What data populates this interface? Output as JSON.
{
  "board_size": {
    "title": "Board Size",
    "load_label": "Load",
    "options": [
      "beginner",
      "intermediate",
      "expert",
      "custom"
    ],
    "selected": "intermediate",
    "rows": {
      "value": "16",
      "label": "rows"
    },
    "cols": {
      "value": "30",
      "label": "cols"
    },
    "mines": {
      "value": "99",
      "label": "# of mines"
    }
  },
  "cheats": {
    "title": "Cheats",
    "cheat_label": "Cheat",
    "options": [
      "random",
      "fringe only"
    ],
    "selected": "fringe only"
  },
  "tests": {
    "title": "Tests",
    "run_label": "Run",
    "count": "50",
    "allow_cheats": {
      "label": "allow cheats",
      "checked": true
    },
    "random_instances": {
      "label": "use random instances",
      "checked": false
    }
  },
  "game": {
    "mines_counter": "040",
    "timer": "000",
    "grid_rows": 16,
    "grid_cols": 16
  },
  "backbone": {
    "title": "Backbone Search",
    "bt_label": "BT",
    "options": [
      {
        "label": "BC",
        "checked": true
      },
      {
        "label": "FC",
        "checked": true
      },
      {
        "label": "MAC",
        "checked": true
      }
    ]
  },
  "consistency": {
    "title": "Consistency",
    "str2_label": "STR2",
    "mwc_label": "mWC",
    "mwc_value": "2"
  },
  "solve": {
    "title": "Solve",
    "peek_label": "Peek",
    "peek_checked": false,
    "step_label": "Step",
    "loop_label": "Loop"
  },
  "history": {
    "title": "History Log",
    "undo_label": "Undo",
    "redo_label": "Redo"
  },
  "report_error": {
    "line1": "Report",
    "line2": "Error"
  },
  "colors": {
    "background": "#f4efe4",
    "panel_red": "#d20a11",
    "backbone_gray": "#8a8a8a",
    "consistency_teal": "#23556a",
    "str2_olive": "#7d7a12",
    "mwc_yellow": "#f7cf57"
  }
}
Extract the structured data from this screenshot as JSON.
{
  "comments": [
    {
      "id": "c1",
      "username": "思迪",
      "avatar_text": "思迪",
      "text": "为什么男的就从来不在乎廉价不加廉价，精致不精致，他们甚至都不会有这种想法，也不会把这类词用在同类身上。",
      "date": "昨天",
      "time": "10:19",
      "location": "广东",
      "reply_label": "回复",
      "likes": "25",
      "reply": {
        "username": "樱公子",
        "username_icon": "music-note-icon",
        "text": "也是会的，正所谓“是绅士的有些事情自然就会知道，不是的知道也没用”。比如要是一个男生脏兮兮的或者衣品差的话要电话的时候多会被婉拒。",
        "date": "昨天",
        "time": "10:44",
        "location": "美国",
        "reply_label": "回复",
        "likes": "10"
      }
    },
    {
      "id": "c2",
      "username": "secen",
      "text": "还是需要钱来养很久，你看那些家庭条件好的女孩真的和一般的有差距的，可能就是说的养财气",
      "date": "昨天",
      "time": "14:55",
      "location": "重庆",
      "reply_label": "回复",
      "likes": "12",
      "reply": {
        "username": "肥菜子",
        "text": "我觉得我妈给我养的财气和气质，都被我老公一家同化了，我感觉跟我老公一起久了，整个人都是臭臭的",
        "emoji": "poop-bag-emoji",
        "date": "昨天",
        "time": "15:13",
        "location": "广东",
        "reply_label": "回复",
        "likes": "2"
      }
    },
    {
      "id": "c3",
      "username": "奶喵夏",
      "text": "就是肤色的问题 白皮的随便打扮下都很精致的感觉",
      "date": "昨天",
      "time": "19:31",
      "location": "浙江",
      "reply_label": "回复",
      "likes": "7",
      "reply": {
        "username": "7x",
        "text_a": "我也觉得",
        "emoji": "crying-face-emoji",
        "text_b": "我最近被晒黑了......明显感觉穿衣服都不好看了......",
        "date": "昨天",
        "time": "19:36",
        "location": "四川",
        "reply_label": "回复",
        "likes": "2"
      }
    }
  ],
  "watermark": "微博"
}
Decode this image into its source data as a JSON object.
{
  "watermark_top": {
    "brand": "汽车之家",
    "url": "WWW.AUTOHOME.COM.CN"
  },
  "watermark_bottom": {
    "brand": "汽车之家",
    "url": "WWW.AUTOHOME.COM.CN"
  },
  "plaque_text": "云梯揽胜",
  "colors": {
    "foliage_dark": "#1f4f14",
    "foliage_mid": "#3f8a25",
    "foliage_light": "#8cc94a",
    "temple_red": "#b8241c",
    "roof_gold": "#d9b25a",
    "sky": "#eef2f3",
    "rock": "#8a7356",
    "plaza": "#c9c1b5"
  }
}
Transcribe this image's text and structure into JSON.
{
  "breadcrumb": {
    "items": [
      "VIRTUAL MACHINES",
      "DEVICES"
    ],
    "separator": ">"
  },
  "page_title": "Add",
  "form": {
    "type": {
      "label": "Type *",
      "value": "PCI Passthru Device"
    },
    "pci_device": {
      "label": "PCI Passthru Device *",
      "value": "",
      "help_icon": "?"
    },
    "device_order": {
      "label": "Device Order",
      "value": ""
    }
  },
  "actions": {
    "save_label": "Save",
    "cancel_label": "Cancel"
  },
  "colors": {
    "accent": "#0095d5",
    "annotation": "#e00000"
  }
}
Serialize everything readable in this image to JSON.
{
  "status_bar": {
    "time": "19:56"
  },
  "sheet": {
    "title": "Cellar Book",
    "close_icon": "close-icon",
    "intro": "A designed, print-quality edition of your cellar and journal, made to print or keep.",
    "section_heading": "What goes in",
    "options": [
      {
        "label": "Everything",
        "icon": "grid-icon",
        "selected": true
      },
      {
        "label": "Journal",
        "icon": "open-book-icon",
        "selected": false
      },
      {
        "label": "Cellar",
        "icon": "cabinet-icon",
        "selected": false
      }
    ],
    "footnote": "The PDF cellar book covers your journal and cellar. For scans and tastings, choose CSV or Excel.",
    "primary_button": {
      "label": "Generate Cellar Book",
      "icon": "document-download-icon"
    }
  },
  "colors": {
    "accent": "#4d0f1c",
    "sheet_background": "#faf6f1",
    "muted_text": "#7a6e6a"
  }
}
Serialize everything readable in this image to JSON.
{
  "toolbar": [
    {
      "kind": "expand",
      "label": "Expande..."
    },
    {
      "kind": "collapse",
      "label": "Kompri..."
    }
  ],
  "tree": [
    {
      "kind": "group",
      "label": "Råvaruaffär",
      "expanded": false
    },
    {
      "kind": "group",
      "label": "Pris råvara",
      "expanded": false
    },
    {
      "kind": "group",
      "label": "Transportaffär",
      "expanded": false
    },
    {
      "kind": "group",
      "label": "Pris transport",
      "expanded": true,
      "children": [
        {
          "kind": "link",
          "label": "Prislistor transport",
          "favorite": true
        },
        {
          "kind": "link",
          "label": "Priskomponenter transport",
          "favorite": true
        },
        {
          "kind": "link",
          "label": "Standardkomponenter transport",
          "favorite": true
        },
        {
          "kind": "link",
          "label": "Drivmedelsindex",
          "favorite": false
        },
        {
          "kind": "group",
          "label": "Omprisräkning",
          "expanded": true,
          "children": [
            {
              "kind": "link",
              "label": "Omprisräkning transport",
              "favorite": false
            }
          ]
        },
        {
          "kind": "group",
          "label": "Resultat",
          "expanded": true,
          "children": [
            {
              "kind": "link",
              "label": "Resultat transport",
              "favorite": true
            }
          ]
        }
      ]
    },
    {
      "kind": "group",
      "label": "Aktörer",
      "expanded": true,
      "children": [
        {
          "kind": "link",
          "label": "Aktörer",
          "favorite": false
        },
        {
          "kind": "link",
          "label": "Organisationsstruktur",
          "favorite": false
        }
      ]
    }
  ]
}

==*==

**WHAT IS EXPECTED**
Could you transcribe the records in full, exactly?

**OUTPUT FOR THIS EXERCISE**
What data populates this interface? Output as JSON.
{
  "board_size": {
    "title": "Board Size",
    "load_label": "Load",
    "options": [
      "beginner",
      "intermediate",
      "expert",
      "custom"
    ],
    "selected": "intermediate",
    "rows": {
      "value": "16",
      "label": "rows"
    },
    "cols": {
      "value": "30",
      "label": "cols"
    },
    "mines": {
      "value": "99",
      "label": "# of mines"
    }
  },
  "cheats": {
    "title": "Cheats",
    "cheat_label": "Cheat",
    "options": [
      "random",
      "fringe only"
    ],
    "selected": "fringe only"
  },
  "tests": {
    "title": "Tests",
    "run_label": "Run",
    "count": "50",
    "allow_cheats": {
      "label": "allow cheats",
      "checked": true
    },
    "random_instances": {
      "label": "use random instances",
      "checked": false
    }
  },
  "game": {
    "mines_counter": "040",
    "timer": "000",
    "grid_rows": 16,
    "grid_cols": 16
  },
  "backbone": {
    "title": "Backbone Search",
    "bt_label": "BT",
    "options": [
      {
        "label": "BC",
        "checked": true
      },
      {
        "label": "FC",
        "checked": true
      },
      {
        "label": "MAC",
        "checked": true
      }
    ]
  },
  "consistency": {
    "title": "Consistency",
    "str2_label": "STR2",
    "mwc_label": "mWC",
    "mwc_value": "2"
  },
  "solve": {
    "title": "Solve",
    "peek_label": "Peek",
    "peek_checked": false,
    "step_label": "Step",
    "loop_label": "Loop"
  },
  "history": {
    "title": "History Log",
    "undo_label": "Undo",
    "redo_label": "Redo"
  },
  "report_error": {
    "line1": "Report",
    "line2": "Error"
  },
  "colors": {
    "background": "#f4efe4",
    "panel_red": "#d20a11",
    "backbone_gray": "#8a8a8a",
    "consistency_teal": "#23556a",
    "str2_olive": "#7d7a12",
    "mwc_yellow": "#f7cf57"
  }
}
Extract the structured data from this screenshot as JSON.
{
  "comments": [
    {
      "id": "c1",
      "username": "思迪",
      "avatar_text": "思迪",
      "text": "为什么男的就从来不在乎廉价不加廉价，精致不精致，他们甚至都不会有这种想法，也不会把这类词用在同类身上。",
      "date": "昨天",
      "time": "10:19",
      "location": "广东",
      "reply_label": "回复",
      "likes": "25",
      "reply": {
        "username": "樱公子",
        "username_icon": "music-note-icon",
        "text": "也是会的，正所谓“是绅士的有些事情自然就会知道，不是的知道也没用”。比如要是一个男生脏兮兮的或者衣品差的话要电话的时候多会被婉拒。",
        "date": "昨天",
        "time": "10:44",
        "location": "美国",
        "reply_label": "回复",
        "likes": "10"
      }
    },
    {
      "id": "c2",
      "username": "secen",
      "text": "还是需要钱来养很久，你看那些家庭条件好的女孩真的和一般的有差距的，可能就是说的养财气",
      "date": "昨天",
      "time": "14:55",
      "location": "重庆",
      "reply_label": "回复",
      "likes": "12",
      "reply": {
        "username": "肥菜子",
        "text": "我觉得我妈给我养的财气和气质，都被我老公一家同化了，我感觉跟我老公一起久了，整个人都是臭臭的",
        "emoji": "poop-bag-emoji",
        "date": "昨天",
        "time": "15:13",
        "location": "广东",
        "reply_label": "回复",
        "likes": "2"
      }
    },
    {
      "id": "c3",
      "username": "奶喵夏",
      "text": "就是肤色的问题 白皮的随便打扮下都很精致的感觉",
      "date": "昨天",
      "time": "19:31",
      "location": "浙江",
      "reply_label": "回复",
      "likes": "7",
      "reply": {
        "username": "7x",
        "text_a": "我也觉得",
        "emoji": "crying-face-emoji",
        "text_b": "我最近被晒黑了......明显感觉穿衣服都不好看了......",
        "date": "昨天",
        "time": "19:36",
        "location": "四川",
        "reply_label": "回复",
        "likes": "2"
      }
    }
  ],
  "watermark": "微博"
}
Decode this image into its source data as a JSON object.
{
  "watermark_top": {
    "brand": "汽车之家",
    "url": "WWW.AUTOHOME.COM.CN"
  },
  "watermark_bottom": {
    "brand": "汽车之家",
    "url": "WWW.AUTOHOME.COM.CN"
  },
  "plaque_text": "云梯揽胜",
  "colors": {
    "foliage_dark": "#1f4f14",
    "foliage_mid": "#3f8a25",
    "foliage_light": "#8cc94a",
    "temple_red": "#b8241c",
    "roof_gold": "#d9b25a",
    "sky": "#eef2f3",
    "rock": "#8a7356",
    "plaza": "#c9c1b5"
  }
}
Transcribe this image's text and structure into JSON.
{
  "breadcrumb": {
    "items": [
      "VIRTUAL MACHINES",
      "DEVICES"
    ],
    "separator": ">"
  },
  "page_title": "Add",
  "form": {
    "type": {
      "label": "Type *",
      "value": "PCI Passthru Device"
    },
    "pci_device": {
      "label": "PCI Passthru Device *",
      "value": "",
      "help_icon": "?"
    },
    "device_order": {
      "label": "Device Order",
      "value": ""
    }
  },
  "actions": {
    "save_label": "Save",
    "cancel_label": "Cancel"
  },
  "colors": {
    "accent": "#0095d5",
    "annotation": "#e00000"
  }
}
Serialize everything readable in this image to JSON.
{
  "status_bar": {
    "time": "19:56"
  },
  "sheet": {
    "title": "Cellar Book",
    "close_icon": "close-icon",
    "intro": "A designed, print-quality edition of your cellar and journal, made to print or keep.",
    "section_heading": "What goes in",
    "options": [
      {
        "label": "Everything",
        "icon": "grid-icon",
        "selected": true
      },
      {
        "label": "Journal",
        "icon": "open-book-icon",
        "selected": false
      },
      {
        "label": "Cellar",
        "icon": "cabinet-icon",
        "selected": false
      }
    ],
    "footnote": "The PDF cellar book covers your journal and cellar. For scans and tastings, choose CSV or Excel.",
    "primary_button": {
      "label": "Generate Cellar Book",
      "icon": "document-download-icon"
    }
  },
  "colors": {
    "accent": "#4d0f1c",
    "sheet_background": "#faf6f1",
    "muted_text": "#7a6e6a"
  }
}
Serialize everything readable in this image to JSON.
{
  "toolbar": [
    {
      "kind": "expand",
      "label": "Expande..."
    },
    {
      "kind": "collapse",
      "label": "Kompri..."
    }
  ],
  "tree": [
    {
      "kind": "group",
      "label": "Råvaruaffär",
      "expanded": false
    },
    {
      "kind": "group",
      "label": "Pris råvara",
      "expanded": false
    },
    {
      "kind": "group",
      "label": "Transportaffär",
      "expanded": false
    },
    {
      "kind": "group",
      "label": "Pris transport",
      "expanded": true,
      "children": [
        {
          "kind": "link",
          "label": "Prislistor transport",
          "favorite": true
        },
        {
          "kind": "link",
          "label": "Priskomponenter transport",
          "favorite": true
        },
        {
          "kind": "link",
          "label": "Standardkomponenter transport",
          "favorite": true
        },
        {
          "kind": "link",
          "label": "Drivmedelsindex",
          "favorite": false
        },
        {
          "kind": "group",
          "label": "Omprisräkning",
          "expanded": true,
          "children": [
            {
              "kind": "link",
              "label": "Omprisräkning transport",
              "favorite": false
            }
          ]
        },
        {
          "kind": "group",
          "label": "Resultat",
          "expanded": true,
          "children": [
            {
              "kind": "link",
              "label": "Resultat transport",
              "favorite": true
            }
          ]
        }
      ]
    },
    {
      "kind": "group",
      "label": "Aktörer",
      "expanded": true,
      "children": [
        {
          "kind": "link",
          "label": "Aktörer",
          "favorite": false
        },
        {
          "kind": "link",
          "label": "Organisationsstruktur",
          "favorite": false
        }
      ]
    }
  ]
}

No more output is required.